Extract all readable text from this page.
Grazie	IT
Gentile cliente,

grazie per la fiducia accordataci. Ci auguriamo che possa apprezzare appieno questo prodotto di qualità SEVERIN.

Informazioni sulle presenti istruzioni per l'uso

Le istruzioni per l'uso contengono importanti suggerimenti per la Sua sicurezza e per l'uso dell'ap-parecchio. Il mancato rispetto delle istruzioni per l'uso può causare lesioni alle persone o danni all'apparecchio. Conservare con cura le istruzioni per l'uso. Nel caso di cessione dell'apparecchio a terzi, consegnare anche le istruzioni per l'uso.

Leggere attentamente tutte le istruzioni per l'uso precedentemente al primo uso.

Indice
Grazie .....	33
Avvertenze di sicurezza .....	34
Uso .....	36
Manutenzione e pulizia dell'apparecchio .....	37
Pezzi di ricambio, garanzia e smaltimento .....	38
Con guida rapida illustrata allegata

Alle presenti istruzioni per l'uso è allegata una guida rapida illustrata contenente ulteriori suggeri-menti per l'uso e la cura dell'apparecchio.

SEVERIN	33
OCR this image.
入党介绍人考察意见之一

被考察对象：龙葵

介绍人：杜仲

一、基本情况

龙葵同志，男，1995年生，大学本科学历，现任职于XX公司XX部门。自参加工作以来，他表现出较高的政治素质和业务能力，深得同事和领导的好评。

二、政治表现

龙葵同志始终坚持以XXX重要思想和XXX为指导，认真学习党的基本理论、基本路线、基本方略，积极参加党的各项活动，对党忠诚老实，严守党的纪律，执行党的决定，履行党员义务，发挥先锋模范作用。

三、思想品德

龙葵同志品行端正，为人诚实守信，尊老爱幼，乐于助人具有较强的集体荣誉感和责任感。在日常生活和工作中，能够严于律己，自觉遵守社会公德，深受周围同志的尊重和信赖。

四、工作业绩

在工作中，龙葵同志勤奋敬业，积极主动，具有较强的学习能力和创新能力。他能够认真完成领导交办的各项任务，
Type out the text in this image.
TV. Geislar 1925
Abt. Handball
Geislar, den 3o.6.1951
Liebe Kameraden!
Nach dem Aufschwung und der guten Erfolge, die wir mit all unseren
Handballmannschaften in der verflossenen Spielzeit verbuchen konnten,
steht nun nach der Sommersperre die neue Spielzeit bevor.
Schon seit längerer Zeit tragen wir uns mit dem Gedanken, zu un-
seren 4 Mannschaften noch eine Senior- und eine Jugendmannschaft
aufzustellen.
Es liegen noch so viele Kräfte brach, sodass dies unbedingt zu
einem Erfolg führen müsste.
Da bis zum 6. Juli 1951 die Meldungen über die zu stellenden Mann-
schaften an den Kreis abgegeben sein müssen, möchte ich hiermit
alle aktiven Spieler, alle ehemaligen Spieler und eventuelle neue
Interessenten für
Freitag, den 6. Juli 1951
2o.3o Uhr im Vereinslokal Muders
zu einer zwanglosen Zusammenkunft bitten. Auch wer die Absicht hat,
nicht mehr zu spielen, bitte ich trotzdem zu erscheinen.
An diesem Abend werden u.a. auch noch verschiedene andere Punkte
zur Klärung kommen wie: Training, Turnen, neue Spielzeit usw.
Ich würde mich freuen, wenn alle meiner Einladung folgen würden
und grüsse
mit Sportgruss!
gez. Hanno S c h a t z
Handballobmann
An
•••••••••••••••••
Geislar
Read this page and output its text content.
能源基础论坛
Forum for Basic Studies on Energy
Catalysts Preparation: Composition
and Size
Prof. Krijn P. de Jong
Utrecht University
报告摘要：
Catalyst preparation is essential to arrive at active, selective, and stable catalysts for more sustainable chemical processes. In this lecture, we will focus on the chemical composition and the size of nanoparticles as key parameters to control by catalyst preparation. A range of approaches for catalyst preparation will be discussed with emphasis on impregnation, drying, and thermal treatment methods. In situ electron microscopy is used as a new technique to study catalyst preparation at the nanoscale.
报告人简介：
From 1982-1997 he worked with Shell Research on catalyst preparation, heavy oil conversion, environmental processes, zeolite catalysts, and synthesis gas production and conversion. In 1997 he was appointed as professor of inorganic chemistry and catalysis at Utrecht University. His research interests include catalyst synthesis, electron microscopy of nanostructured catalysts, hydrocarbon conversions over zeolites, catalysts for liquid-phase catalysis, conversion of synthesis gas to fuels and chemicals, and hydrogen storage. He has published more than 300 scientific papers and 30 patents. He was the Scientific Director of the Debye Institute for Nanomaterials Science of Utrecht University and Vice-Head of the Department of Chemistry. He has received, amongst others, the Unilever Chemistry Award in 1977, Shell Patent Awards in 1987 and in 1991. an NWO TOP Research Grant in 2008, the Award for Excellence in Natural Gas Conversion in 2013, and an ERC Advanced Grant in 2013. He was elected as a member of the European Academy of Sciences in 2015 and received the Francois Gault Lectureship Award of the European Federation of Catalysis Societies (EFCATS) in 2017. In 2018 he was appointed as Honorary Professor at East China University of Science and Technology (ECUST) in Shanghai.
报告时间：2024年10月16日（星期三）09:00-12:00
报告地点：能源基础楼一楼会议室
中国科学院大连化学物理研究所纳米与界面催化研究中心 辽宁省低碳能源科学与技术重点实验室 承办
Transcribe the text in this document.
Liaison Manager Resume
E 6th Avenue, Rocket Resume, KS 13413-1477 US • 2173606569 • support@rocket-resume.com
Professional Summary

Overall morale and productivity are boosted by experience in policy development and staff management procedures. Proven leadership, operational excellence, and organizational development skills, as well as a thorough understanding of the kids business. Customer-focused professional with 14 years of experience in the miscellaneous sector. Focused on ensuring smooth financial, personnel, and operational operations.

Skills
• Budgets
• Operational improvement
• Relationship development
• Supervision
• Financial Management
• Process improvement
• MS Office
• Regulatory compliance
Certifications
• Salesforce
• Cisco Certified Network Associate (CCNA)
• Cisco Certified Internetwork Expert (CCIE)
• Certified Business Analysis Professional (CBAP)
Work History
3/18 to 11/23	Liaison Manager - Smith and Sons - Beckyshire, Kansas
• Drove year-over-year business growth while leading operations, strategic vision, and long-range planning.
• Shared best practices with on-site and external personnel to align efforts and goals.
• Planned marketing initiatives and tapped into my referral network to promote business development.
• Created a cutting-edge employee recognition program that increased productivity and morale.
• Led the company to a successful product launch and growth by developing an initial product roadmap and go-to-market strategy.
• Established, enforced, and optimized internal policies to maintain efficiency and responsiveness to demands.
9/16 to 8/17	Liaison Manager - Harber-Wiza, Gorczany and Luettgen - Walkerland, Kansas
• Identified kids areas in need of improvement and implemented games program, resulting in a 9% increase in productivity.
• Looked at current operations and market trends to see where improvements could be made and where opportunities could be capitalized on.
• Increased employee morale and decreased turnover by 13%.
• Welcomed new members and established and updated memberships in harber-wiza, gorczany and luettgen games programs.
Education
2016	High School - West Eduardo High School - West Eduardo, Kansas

> _Task directions_
Pick out each line that holds the string "rapida".

> _Output below_
Con guida rapida illustrata allegata
Alle presenti istruzioni per l'uso è allegata una guida rapida illustrata contenente ulteriori suggeri-menti per l'uso e la cura dell'apparecchio.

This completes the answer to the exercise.